▶ **GIVEN DATA**:
[START]
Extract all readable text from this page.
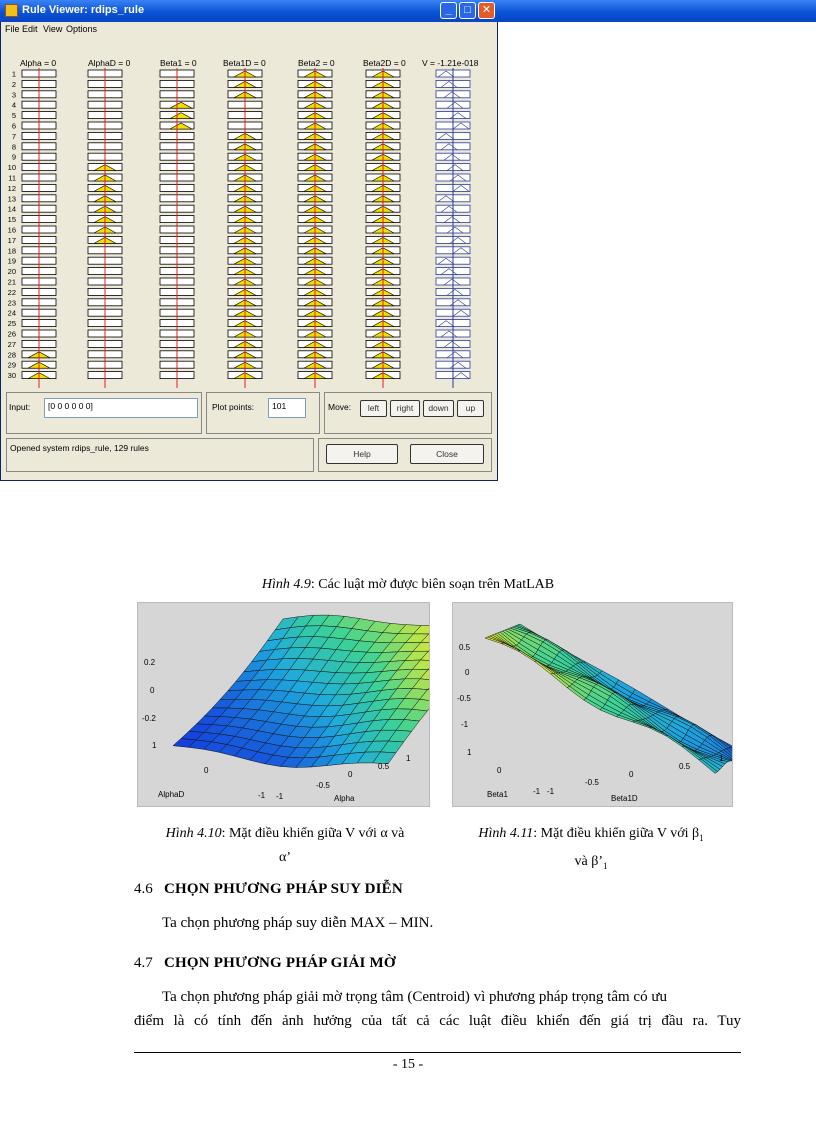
Rule Viewer: rdips_rule	_	□	✕
File Edit View Options
Alpha = 0	AlphaD = 0	Beta1 = 0	Beta1D = 0	Beta2 = 0	Beta2D = 0 V = -1.21e-018
1
2
3
4
5
6
7
8
9
10
11
12
13
14
15
16
17
18
19
20
21
22
23
24
25
26
27
28
29
30
Input:	[0 0 0 0 0 0]	Plot points:	101	Move:	left	right	down	up
Opened system rdips_rule, 129 rules
Help	Close
Hình 4.9: Các luật mờ được biên soạn trên MatLAB
0.2
0
-0.2
1
0
-1 -1
-0.5
0
0.5
1
AlphaD	Alpha
0.5
0
-0.5
-1
1
0
-1 -1
-0.5
0
0.5
1
Beta1	Beta1D
Hình 4.10: Mặt điều khiển giữa V với α và
α’
Hình 4.11: Mặt điều khiển giữa V với $\beta_1$
và $\beta’_1$
4.6 CHỌN PHƯƠNG PHÁP SUY DIỄN
Ta chọn phương pháp suy diễn MAX – MIN.
4.7 CHỌN PHƯƠNG PHÁP GIẢI MỜ
Ta chọn phương pháp giải mờ trọng tâm (Centroid) vì phương pháp trọng tâm có ưu
điểm là có tính đến ảnh hưởng của tất cả các luật điều khiển đến giá trị đầu ra. Tuy
- 15 -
[END]
▶ **WHAT THE TASK ASKS**: Scan the entries above. Copy each line that has the string "Alpha".

▶ **WRITTEN SOLUTION**:
Alpha = 0	AlphaD = 0	Beta1 = 0	Beta1D = 0	Beta2 = 0	Beta2D = 0 V = -1.21e-018
AlphaD	Alpha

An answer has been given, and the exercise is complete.